■ Challenge: Each entry below is to be extracted exactly.
:: Supplied data ::
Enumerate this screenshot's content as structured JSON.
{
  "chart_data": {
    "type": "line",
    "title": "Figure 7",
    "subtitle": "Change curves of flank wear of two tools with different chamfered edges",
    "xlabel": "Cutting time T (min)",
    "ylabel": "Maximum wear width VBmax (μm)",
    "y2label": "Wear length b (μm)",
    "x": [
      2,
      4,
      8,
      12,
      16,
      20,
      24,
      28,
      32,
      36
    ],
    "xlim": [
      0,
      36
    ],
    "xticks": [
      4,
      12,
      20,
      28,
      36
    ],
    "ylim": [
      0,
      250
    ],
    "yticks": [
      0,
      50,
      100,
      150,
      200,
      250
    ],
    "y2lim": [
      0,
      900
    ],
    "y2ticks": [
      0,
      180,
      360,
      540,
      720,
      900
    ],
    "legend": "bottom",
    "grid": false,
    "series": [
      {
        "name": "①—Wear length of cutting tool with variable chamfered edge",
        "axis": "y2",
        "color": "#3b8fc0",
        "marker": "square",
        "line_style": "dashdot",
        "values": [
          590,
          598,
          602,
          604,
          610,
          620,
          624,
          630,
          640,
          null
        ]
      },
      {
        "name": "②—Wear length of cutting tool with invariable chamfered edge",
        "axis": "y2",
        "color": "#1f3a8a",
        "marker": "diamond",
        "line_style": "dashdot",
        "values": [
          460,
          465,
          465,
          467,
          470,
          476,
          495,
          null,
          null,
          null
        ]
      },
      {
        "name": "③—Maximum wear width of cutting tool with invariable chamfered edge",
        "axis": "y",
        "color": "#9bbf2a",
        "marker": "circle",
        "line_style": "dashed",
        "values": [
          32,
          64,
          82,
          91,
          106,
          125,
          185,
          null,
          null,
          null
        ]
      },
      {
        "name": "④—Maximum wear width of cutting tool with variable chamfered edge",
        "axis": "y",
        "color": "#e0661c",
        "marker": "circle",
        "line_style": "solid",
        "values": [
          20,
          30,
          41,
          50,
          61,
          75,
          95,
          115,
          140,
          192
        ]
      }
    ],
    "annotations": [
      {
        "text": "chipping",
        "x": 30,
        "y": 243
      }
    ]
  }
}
:::
■ Final answer:
Enumerate this screenshot's content as structured JSON.
{
  "chart_data": {
    "type": "line",
    "title": "Figure 7",
    "subtitle": "Change curves of flank wear of two tools with different chamfered edges",
    "xlabel": "Cutting time T (min)",
    "ylabel": "Maximum wear width VBmax (μm)",
    "y2label": "Wear length b (μm)",
    "x": [
      2,
      4,
      8,
      12,
      16,
      20,
      24,
      28,
      32,
      36
    ],
    "xlim": [
      0,
      36
    ],
    "xticks": [
      4,
      12,
      20,
      28,
      36
    ],
    "ylim": [
      0,
      250
    ],
    "yticks": [
      0,
      50,
      100,
      150,
      200,
      250
    ],
    "y2lim": [
      0,
      900
    ],
    "y2ticks": [
      0,
      180,
      360,
      540,
      720,
      900
    ],
    "legend": "bottom",
    "grid": false,
    "series": [
      {
        "name": "①—Wear length of cutting tool with variable chamfered edge",
        "axis": "y2",
        "color": "#3b8fc0",
        "marker": "square",
        "line_style": "dashdot",
        "values": [
          590,
          598,
          602,
          604,
          610,
          620,
          624,
          630,
          640,
          null
        ]
      },
      {
        "name": "②—Wear length of cutting tool with invariable chamfered edge",
        "axis": "y2",
        "color": "#1f3a8a",
        "marker": "diamond",
        "line_style": "dashdot",
        "values": [
          460,
          465,
          465,
          467,
          470,
          476,
          495,
          null,
          null,
          null
        ]
      },
      {
        "name": "③—Maximum wear width of cutting tool with invariable chamfered edge",
        "axis": "y",
        "color": "#9bbf2a",
        "marker": "circle",
        "line_style": "dashed",
        "values": [
          32,
          64,
          82,
          91,
          106,
          125,
          185,
          null,
          null,
          null
        ]
      },
      {
        "name": "④—Maximum wear width of cutting tool with variable chamfered edge",
        "axis": "y",
        "color": "#e0661c",
        "marker": "circle",
        "line_style": "solid",
        "values": [
          20,
          30,
          41,
          50,
          61,
          75,
          95,
          115,
          140,
          192
        ]
      }
    ],
    "annotations": [
      {
        "text": "chipping",
        "x": 30,
        "y": 243
      }
    ]
  }
}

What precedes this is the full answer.